Work to do
Scan the entries below and report only how many lines contain "color".

Rows from a figure dataset
-- Start --
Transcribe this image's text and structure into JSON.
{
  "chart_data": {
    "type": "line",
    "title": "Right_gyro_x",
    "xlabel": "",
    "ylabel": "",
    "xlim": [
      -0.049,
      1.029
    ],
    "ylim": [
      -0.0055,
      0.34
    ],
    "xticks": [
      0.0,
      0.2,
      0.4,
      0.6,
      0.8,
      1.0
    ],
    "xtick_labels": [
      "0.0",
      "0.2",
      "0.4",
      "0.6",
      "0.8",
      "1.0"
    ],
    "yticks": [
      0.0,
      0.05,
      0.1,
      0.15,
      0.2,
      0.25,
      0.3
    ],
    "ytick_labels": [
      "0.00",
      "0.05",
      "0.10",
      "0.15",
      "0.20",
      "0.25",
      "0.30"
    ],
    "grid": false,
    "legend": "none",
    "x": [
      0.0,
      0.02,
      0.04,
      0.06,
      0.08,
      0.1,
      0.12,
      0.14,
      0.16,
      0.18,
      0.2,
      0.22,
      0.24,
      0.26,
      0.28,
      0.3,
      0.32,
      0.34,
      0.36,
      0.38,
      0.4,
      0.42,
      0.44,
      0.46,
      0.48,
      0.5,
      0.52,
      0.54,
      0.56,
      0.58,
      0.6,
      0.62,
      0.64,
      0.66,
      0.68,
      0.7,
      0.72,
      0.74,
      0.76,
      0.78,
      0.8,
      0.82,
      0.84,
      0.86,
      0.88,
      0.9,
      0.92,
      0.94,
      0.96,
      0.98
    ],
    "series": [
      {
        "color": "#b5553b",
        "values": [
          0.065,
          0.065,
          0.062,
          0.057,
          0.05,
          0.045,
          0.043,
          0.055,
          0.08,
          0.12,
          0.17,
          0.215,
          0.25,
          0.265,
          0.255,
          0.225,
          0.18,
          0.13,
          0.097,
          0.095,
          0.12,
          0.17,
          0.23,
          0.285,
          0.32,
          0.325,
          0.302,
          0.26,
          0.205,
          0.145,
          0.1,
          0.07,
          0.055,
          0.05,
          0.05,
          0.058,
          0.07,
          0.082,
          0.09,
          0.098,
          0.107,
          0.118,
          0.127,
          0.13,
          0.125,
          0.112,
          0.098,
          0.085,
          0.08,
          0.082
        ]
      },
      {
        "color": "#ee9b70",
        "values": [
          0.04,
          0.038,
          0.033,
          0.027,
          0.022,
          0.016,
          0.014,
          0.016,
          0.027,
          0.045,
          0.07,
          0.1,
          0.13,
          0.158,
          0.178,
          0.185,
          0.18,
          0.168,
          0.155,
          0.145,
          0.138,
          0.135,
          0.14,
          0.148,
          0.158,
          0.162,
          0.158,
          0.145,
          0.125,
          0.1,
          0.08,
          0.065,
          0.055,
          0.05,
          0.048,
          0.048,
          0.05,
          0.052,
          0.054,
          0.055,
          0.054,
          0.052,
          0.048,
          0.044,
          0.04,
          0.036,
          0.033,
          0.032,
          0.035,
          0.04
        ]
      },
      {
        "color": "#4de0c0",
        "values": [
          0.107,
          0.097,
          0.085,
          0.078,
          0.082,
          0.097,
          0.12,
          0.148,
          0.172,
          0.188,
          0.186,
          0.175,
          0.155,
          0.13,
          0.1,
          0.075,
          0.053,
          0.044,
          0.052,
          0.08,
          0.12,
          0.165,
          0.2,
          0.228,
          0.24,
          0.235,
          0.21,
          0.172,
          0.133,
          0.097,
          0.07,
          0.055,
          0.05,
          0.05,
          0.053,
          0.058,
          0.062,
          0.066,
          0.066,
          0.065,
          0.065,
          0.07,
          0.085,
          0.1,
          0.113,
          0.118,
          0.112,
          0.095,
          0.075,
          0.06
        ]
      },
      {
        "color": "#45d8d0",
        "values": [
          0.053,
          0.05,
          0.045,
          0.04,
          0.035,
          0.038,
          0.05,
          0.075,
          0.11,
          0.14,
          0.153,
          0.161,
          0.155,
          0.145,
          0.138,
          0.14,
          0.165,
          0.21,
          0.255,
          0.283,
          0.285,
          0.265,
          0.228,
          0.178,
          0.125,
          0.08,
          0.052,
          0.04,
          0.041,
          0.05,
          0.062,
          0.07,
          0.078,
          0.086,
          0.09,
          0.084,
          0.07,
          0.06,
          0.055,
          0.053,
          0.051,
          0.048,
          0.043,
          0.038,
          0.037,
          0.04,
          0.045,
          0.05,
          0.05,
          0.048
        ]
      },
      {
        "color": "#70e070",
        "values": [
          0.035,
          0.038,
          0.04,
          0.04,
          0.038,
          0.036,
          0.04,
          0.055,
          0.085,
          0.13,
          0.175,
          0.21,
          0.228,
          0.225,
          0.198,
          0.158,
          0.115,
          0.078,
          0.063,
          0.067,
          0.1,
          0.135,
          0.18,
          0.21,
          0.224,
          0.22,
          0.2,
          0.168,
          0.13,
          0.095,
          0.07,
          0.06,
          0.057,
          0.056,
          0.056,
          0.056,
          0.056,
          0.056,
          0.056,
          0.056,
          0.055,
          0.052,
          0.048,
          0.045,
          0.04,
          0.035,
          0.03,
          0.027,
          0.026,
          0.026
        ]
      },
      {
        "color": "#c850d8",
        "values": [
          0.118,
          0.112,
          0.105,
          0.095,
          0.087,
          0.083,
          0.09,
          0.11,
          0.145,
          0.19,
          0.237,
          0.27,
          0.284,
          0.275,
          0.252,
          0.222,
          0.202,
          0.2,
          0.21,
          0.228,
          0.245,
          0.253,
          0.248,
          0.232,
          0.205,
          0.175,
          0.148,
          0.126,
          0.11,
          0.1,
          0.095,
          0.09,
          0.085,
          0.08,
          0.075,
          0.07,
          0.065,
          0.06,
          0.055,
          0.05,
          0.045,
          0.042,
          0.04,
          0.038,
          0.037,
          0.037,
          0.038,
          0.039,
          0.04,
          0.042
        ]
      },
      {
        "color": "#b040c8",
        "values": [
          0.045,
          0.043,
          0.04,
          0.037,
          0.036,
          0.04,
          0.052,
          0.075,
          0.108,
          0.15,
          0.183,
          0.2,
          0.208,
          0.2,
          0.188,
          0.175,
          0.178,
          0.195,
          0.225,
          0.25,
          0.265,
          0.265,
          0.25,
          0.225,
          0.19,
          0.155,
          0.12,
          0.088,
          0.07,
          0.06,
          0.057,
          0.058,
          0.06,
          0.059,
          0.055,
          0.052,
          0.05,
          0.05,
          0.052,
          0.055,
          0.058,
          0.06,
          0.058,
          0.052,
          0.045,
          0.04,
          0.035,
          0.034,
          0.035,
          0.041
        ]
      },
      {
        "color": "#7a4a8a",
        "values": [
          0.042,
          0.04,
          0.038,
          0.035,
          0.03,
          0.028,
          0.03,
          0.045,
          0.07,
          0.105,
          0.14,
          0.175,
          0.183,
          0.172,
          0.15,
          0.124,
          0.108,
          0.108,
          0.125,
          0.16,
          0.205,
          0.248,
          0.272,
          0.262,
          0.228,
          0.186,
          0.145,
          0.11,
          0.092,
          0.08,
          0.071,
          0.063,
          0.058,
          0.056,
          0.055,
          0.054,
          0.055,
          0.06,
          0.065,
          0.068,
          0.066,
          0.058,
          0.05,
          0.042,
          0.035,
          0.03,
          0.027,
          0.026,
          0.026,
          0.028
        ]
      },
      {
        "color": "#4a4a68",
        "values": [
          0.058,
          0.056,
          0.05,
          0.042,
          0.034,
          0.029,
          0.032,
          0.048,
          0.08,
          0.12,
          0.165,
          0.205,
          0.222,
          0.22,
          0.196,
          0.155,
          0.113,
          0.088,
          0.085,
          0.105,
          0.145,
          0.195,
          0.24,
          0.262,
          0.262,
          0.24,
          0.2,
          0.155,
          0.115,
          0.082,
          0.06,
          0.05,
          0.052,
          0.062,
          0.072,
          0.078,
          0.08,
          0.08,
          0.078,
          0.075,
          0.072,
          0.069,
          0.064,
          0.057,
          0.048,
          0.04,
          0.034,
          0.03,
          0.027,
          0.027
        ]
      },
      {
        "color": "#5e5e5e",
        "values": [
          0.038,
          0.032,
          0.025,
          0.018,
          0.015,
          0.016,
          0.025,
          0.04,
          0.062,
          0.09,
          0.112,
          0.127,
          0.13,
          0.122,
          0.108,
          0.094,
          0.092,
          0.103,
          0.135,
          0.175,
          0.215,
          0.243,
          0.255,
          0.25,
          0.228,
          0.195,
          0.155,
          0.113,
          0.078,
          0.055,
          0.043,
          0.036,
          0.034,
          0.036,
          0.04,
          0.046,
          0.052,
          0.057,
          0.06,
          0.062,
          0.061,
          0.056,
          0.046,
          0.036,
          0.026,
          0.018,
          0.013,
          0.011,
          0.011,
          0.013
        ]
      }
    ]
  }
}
-- End --
Task response
10